— BEGIN —

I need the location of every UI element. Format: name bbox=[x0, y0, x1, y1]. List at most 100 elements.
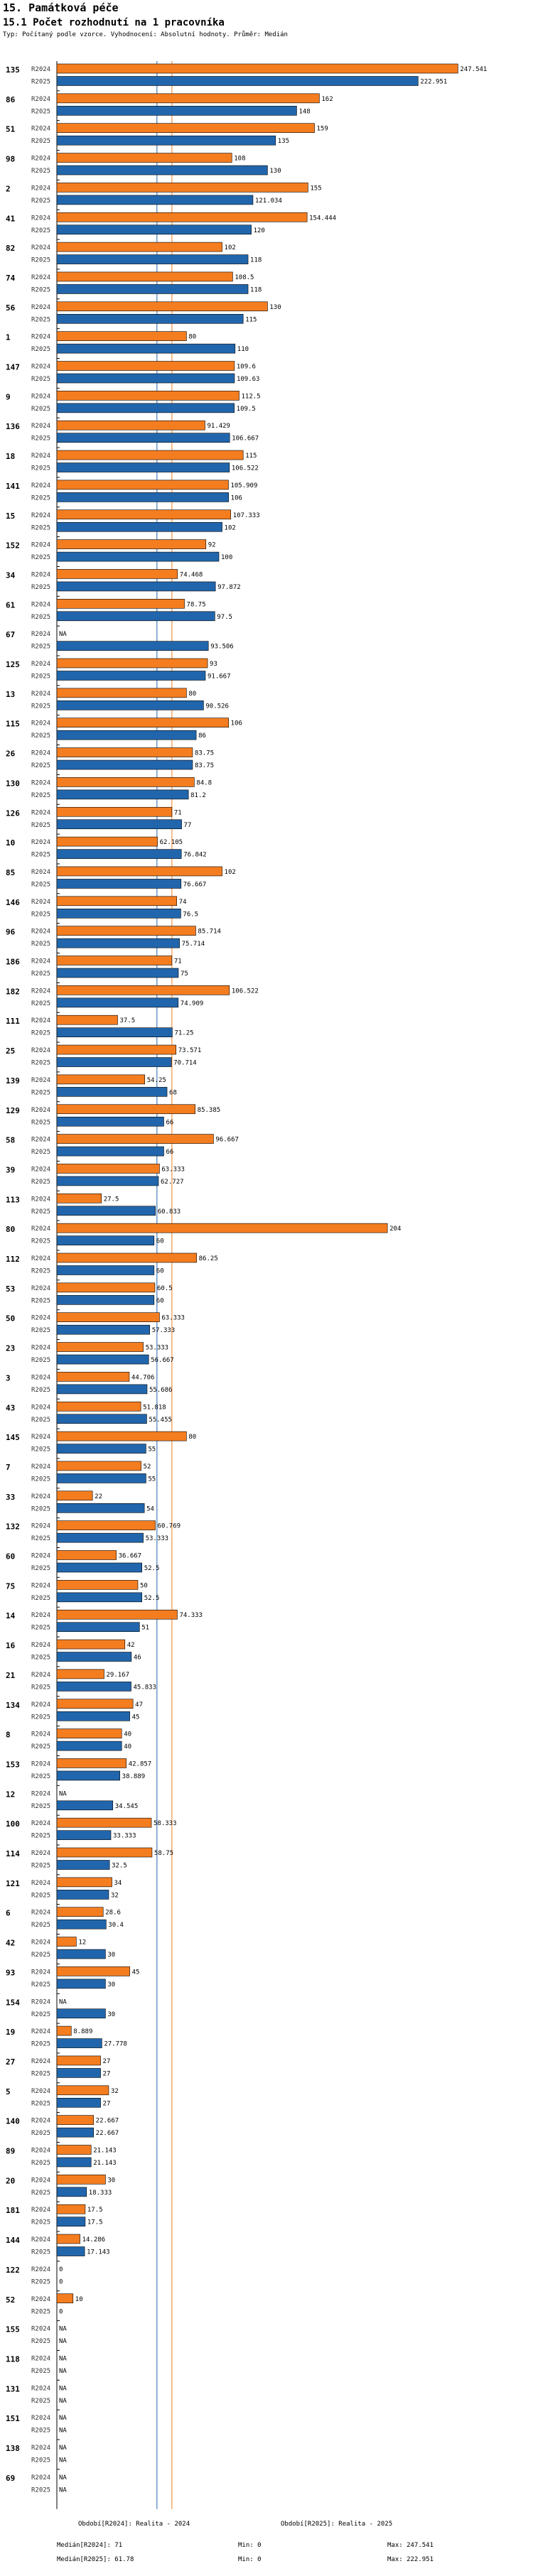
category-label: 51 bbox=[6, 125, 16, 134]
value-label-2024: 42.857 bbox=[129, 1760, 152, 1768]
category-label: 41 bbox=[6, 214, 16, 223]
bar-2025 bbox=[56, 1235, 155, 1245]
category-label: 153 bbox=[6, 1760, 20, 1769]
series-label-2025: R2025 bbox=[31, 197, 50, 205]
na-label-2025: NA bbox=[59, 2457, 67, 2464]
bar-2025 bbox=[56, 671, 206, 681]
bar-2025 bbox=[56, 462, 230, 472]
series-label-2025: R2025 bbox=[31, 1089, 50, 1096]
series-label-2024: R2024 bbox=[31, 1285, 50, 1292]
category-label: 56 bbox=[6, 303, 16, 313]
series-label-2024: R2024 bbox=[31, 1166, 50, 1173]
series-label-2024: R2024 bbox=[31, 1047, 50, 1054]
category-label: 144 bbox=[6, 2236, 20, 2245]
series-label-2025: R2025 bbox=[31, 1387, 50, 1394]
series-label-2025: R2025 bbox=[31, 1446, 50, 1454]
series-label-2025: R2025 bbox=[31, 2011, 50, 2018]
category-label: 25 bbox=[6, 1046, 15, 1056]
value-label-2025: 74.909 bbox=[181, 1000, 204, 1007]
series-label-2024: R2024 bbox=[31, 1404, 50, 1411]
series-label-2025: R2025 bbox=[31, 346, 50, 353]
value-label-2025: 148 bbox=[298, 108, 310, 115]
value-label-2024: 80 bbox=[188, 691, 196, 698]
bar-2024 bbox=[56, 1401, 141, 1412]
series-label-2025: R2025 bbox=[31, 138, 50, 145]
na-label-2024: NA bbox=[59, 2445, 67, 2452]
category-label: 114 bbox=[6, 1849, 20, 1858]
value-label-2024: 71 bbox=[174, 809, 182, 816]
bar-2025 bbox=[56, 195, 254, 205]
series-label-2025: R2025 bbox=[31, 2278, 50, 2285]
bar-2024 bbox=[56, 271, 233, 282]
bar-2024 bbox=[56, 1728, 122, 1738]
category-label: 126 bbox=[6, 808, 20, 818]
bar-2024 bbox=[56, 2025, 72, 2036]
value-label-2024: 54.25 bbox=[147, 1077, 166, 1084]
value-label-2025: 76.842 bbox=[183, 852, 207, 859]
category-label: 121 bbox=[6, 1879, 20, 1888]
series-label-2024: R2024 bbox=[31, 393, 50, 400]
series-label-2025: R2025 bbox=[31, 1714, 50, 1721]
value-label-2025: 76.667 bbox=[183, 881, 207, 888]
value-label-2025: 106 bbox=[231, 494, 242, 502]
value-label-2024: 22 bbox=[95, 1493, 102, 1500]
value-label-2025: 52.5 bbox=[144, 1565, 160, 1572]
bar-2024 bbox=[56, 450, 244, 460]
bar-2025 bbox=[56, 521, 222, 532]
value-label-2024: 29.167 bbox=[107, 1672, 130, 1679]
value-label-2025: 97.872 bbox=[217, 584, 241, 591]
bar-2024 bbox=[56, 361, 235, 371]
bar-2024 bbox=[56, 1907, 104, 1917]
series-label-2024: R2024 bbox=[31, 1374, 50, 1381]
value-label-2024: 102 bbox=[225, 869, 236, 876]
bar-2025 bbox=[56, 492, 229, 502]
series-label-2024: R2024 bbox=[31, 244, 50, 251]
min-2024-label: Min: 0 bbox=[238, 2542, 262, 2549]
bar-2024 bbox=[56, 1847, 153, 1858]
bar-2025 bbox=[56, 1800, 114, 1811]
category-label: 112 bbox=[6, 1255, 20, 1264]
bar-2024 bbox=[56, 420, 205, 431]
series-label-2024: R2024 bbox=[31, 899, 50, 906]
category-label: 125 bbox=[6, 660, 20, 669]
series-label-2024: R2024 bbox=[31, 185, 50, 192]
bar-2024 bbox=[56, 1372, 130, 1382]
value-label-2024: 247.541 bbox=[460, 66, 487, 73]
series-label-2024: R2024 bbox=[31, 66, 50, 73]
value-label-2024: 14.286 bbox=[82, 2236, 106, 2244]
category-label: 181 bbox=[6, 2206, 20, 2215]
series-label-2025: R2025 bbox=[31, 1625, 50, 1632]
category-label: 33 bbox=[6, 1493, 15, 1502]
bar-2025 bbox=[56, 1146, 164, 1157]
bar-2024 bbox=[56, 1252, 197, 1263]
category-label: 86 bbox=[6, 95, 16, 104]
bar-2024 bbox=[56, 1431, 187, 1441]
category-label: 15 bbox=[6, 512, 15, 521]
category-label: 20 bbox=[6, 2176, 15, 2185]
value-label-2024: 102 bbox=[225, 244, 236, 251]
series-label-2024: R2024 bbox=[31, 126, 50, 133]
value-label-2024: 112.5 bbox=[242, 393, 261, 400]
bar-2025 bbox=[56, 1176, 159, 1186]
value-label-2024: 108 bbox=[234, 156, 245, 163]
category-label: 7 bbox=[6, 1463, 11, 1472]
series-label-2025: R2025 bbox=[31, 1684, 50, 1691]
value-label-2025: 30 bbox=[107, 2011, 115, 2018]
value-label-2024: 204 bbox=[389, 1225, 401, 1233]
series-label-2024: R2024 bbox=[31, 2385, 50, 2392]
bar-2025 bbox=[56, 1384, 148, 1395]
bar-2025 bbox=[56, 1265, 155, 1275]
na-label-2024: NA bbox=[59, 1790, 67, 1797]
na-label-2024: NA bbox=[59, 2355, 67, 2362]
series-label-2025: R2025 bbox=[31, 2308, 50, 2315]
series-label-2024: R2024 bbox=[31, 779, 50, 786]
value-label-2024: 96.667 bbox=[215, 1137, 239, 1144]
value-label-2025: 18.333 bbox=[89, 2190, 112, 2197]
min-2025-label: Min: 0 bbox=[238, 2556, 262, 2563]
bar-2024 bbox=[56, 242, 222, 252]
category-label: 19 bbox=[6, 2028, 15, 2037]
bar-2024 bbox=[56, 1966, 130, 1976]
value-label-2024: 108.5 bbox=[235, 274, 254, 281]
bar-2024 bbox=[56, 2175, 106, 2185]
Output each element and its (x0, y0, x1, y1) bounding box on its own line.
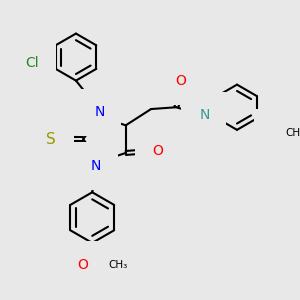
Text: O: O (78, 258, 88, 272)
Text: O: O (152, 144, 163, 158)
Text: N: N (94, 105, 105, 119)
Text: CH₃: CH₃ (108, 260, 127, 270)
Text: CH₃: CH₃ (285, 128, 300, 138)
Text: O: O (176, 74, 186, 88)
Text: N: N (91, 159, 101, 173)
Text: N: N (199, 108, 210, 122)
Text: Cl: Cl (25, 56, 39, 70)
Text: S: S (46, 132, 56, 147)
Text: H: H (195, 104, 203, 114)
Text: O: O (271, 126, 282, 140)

— END —
— BEGIN —

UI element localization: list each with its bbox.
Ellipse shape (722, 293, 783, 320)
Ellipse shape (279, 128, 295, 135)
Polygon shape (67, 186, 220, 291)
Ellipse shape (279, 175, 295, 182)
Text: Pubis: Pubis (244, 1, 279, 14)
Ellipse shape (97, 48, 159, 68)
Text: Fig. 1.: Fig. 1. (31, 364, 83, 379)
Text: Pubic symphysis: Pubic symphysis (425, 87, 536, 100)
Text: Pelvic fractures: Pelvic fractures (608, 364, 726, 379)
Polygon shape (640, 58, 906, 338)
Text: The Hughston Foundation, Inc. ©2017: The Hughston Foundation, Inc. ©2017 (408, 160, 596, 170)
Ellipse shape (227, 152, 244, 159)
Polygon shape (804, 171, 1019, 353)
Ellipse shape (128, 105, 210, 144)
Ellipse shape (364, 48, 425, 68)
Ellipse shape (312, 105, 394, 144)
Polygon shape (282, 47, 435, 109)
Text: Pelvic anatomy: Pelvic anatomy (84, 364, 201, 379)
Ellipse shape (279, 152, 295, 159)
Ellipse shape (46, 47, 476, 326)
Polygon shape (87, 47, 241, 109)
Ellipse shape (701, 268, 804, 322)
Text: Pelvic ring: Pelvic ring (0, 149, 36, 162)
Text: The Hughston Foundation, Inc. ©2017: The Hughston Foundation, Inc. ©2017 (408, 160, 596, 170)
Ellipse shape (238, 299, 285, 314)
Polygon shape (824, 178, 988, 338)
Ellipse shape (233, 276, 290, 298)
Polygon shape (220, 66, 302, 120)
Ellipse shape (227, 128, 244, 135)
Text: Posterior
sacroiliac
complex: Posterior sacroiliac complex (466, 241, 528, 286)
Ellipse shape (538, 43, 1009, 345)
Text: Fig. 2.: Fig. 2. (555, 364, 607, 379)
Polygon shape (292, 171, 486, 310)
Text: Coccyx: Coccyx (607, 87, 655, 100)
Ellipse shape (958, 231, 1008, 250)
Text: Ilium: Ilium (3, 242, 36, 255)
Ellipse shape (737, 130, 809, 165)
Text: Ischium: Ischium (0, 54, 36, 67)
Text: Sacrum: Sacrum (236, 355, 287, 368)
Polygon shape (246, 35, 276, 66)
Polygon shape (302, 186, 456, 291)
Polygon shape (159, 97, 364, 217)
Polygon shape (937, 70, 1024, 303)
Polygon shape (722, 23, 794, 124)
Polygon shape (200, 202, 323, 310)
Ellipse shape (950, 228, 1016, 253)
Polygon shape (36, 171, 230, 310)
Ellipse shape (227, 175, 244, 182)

— END —
— BEGIN —

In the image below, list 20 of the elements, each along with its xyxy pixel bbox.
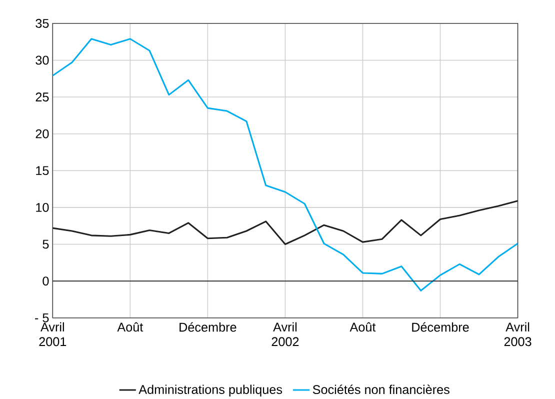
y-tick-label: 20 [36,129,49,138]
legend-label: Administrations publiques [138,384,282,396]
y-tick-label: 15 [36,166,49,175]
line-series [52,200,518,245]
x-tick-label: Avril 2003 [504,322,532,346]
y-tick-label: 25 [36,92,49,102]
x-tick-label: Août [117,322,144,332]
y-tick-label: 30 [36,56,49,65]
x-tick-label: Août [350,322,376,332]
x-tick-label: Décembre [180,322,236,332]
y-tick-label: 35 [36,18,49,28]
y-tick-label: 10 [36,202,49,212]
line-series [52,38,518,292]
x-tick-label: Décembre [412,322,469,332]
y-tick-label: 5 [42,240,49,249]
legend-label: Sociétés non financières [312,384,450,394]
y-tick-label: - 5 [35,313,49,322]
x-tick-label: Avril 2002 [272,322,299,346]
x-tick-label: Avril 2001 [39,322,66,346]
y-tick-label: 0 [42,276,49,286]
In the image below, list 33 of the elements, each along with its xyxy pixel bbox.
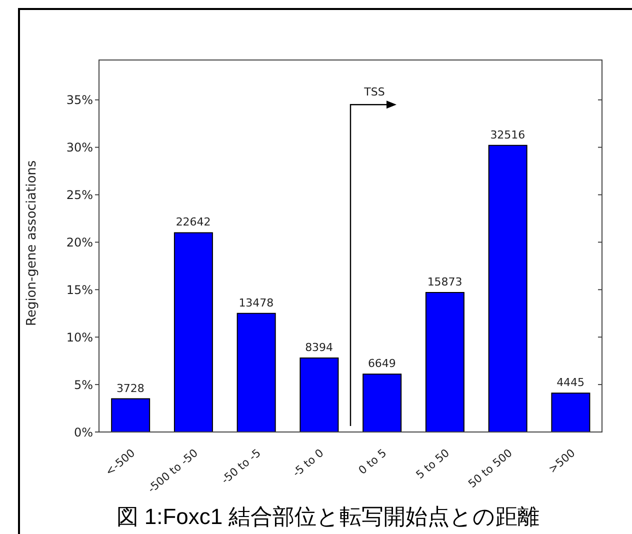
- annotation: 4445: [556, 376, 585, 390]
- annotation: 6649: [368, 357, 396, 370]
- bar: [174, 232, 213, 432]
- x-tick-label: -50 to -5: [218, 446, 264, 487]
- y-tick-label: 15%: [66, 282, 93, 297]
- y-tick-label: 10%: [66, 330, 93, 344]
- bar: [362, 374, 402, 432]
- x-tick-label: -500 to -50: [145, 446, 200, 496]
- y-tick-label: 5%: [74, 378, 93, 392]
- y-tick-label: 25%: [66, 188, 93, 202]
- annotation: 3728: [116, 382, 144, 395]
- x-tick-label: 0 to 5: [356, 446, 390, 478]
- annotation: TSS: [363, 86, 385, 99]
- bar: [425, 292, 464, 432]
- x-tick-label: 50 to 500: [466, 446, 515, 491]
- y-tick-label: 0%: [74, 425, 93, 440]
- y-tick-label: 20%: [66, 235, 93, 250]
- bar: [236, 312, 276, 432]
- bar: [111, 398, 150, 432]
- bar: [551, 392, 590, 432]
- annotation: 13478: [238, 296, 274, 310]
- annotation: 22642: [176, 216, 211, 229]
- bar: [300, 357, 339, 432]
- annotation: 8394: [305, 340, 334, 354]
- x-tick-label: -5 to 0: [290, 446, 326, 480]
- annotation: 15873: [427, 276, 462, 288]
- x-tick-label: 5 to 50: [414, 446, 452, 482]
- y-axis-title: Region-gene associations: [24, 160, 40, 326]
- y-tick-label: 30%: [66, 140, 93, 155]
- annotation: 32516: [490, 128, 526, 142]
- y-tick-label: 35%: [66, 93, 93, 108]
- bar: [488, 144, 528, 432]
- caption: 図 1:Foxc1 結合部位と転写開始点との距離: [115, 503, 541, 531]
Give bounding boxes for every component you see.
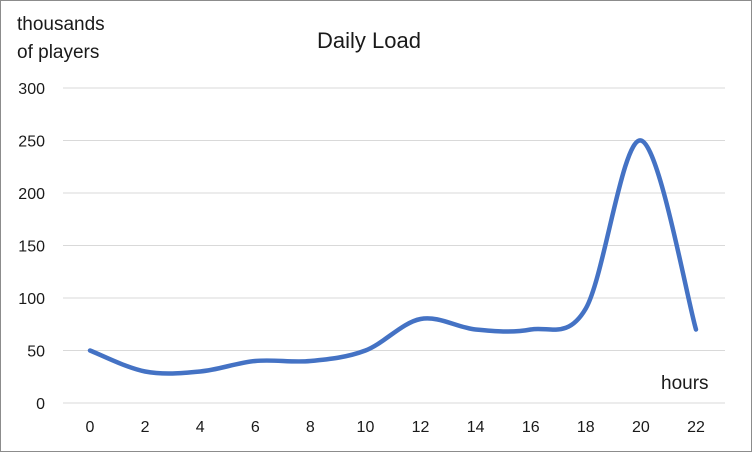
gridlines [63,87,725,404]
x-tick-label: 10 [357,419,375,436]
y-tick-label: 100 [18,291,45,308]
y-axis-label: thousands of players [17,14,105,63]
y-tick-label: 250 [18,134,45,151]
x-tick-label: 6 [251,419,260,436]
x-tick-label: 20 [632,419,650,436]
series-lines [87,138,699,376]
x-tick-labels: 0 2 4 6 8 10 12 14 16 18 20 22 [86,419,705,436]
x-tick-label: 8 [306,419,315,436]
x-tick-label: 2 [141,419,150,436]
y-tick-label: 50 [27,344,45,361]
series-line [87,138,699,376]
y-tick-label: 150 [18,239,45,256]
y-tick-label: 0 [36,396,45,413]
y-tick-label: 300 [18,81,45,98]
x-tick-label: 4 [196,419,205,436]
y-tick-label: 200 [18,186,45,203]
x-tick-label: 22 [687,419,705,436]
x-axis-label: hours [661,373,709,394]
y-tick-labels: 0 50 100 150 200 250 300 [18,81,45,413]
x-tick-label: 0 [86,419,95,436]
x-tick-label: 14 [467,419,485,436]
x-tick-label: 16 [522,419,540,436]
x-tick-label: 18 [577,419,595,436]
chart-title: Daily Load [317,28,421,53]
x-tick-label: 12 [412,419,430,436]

— END —

> [GIVEN PROBLEM]: Quote the lines from the one containing "- annotation: 4445: [556, 376, 585, 390]" through the one containing "- bar: [362, 374, 402, 432]", both included, reproducing each character for character.

> [RESPONSE]:
- annotation: 4445: [556, 376, 585, 390]
- annotation: 6649: [368, 357, 396, 370]
- bar: [174, 232, 213, 432]
- x-tick-label: -50 to -5: [218, 446, 264, 487]
- y-tick-label: 15%: [66, 282, 93, 297]
- y-tick-label: 10%: [66, 330, 93, 344]
- bar: [362, 374, 402, 432]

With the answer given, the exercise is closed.